## Records for the task
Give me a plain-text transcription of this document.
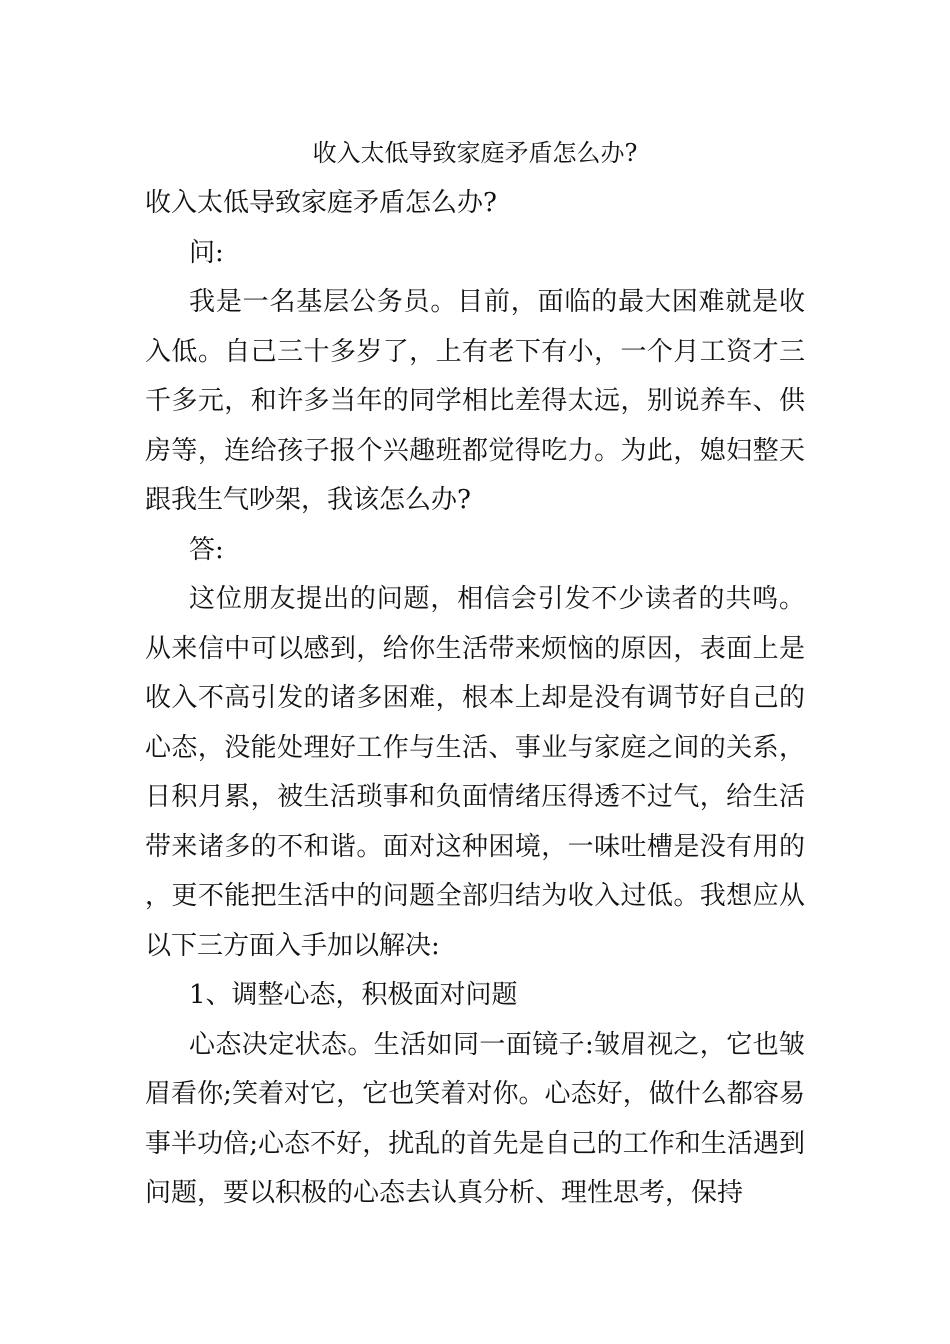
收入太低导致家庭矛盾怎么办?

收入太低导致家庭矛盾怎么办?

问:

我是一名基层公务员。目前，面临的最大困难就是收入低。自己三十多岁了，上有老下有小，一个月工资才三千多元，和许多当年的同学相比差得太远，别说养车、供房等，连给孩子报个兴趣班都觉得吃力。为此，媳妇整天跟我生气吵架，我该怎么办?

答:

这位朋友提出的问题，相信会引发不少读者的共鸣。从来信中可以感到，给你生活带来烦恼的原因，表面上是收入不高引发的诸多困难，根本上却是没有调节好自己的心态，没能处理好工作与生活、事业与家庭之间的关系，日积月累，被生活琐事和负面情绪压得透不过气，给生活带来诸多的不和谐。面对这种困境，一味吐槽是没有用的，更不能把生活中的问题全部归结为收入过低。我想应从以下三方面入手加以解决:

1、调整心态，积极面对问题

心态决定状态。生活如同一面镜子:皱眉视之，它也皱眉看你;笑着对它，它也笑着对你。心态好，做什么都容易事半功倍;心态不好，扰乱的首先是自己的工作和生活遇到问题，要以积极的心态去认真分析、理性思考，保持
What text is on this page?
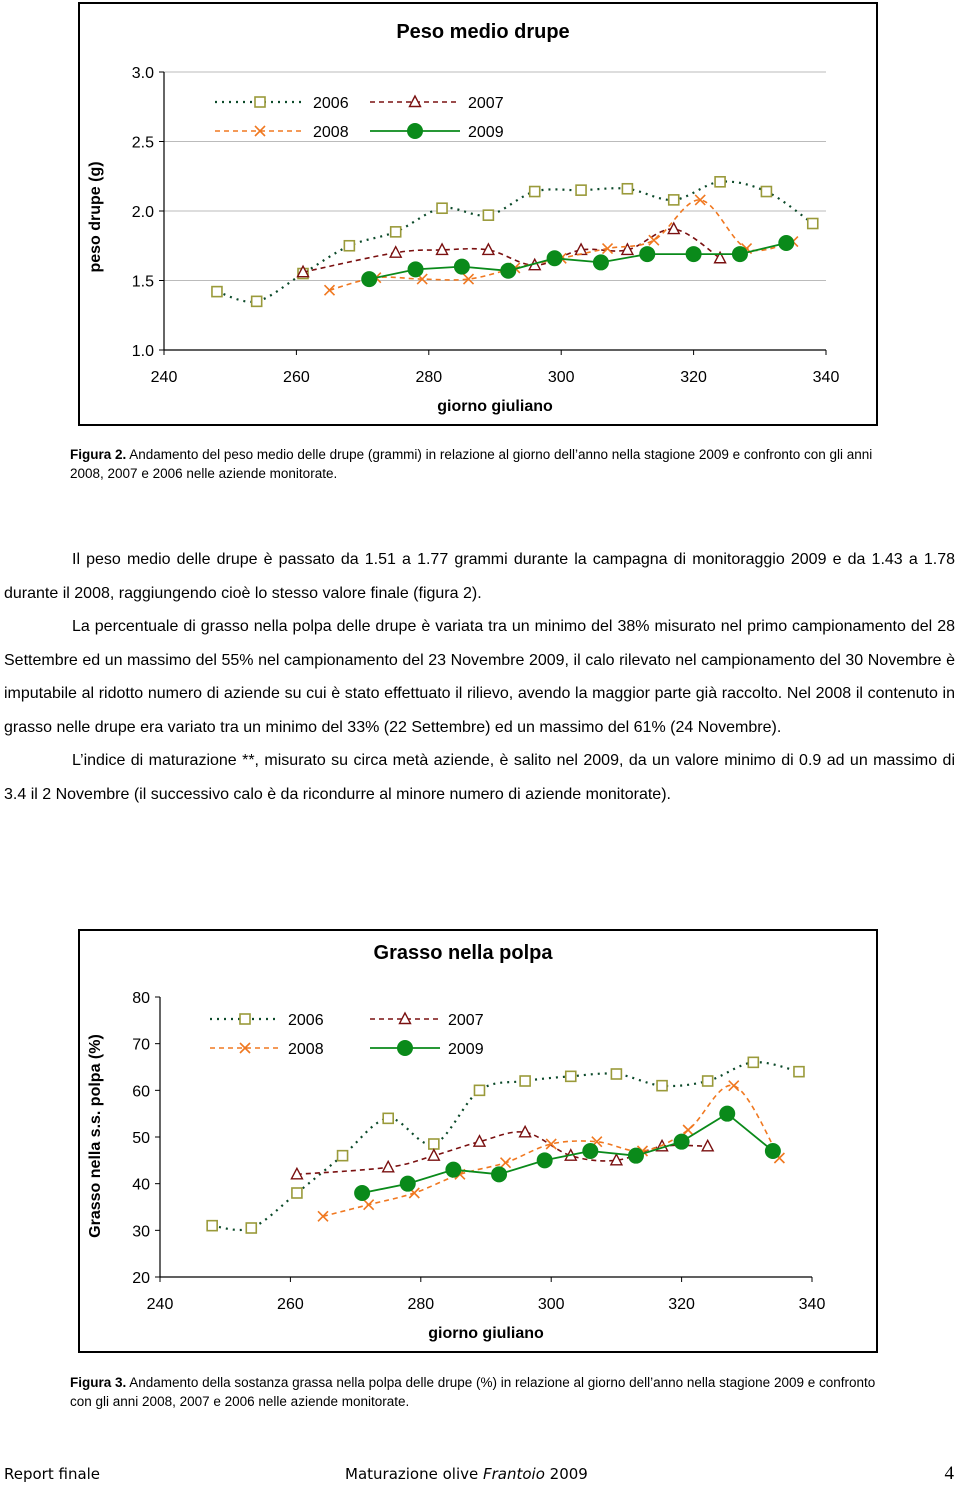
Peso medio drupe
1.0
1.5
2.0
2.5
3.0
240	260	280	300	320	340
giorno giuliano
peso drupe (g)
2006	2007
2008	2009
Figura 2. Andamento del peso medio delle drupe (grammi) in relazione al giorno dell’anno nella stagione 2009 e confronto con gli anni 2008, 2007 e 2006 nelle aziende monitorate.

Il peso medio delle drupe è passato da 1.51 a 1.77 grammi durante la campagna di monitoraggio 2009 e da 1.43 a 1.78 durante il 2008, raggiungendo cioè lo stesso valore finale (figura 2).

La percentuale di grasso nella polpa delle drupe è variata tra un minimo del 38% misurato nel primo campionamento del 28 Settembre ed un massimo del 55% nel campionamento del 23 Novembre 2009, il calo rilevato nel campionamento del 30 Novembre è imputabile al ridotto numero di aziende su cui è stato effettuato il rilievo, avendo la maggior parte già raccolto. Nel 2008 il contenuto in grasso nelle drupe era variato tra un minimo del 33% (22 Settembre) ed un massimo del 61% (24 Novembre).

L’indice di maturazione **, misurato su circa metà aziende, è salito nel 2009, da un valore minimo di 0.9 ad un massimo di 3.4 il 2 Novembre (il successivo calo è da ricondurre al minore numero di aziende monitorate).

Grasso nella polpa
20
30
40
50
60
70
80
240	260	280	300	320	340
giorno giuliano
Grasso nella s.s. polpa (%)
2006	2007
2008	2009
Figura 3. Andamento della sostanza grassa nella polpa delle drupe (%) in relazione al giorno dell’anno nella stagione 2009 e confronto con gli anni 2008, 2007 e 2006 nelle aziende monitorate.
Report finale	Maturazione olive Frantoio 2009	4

## The request
Copy in full each line that holds the word "anni".

## Correct result
Figura 2. Andamento del peso medio delle drupe (grammi) in relazione al giorno dell’anno nella stagione 2009 e confronto con gli anni 2008, 2007 e 2006 nelle aziende monitorate.
Figura 3. Andamento della sostanza grassa nella polpa delle drupe (%) in relazione al giorno dell’anno nella stagione 2009 e confronto con gli anni 2008, 2007 e 2006 nelle aziende monitorate.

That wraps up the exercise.